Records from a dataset

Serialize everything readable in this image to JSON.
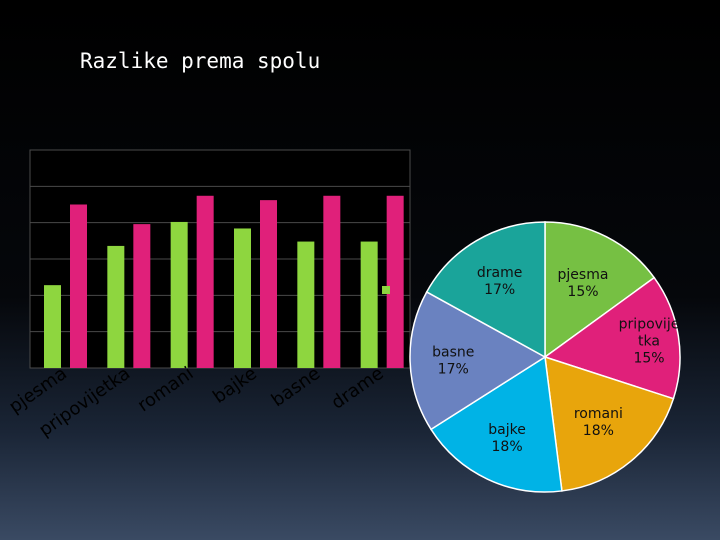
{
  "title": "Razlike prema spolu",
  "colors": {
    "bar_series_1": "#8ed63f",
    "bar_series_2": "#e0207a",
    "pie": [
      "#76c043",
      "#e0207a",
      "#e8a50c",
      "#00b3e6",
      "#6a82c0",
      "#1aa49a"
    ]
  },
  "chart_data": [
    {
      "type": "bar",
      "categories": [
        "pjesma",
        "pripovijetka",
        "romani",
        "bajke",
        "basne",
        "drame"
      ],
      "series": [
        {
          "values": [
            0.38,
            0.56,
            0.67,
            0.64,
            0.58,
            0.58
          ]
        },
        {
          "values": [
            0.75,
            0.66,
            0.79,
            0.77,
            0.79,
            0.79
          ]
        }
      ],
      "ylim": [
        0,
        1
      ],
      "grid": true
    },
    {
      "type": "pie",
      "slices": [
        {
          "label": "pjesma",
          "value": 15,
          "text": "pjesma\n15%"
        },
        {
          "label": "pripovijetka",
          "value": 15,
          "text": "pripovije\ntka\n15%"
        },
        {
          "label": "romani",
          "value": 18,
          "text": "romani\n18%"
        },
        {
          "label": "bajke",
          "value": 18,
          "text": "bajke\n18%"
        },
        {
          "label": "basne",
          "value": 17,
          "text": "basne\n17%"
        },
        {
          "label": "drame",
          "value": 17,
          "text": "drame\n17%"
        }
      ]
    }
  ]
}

§ Direction: Ignore the images and quote every line of the listing exactly.

§ Solution below:
Serialize everything readable in this image to JSON.
{
  "title": "Razlike prema spolu",
  "colors": {
    "bar_series_1": "#8ed63f",
    "bar_series_2": "#e0207a",
    "pie": [
      "#76c043",
      "#e0207a",
      "#e8a50c",
      "#00b3e6",
      "#6a82c0",
      "#1aa49a"
    ]
  },
  "chart_data": [
    {
      "type": "bar",
      "categories": [
        "pjesma",
        "pripovijetka",
        "romani",
        "bajke",
        "basne",
        "drame"
      ],
      "series": [
        {
          "values": [
            0.38,
            0.56,
            0.67,
            0.64,
            0.58,
            0.58
          ]
        },
        {
          "values": [
            0.75,
            0.66,
            0.79,
            0.77,
            0.79,
            0.79
          ]
        }
      ],
      "ylim": [
        0,
        1
      ],
      "grid": true
    },
    {
      "type": "pie",
      "slices": [
        {
          "label": "pjesma",
          "value": 15,
          "text": "pjesma\n15%"
        },
        {
          "label": "pripovijetka",
          "value": 15,
          "text": "pripovije\ntka\n15%"
        },
        {
          "label": "romani",
          "value": 18,
          "text": "romani\n18%"
        },
        {
          "label": "bajke",
          "value": 18,
          "text": "bajke\n18%"
        },
        {
          "label": "basne",
          "value": 17,
          "text": "basne\n17%"
        },
        {
          "label": "drame",
          "value": 17,
          "text": "drame\n17%"
        }
      ]
    }
  ]
}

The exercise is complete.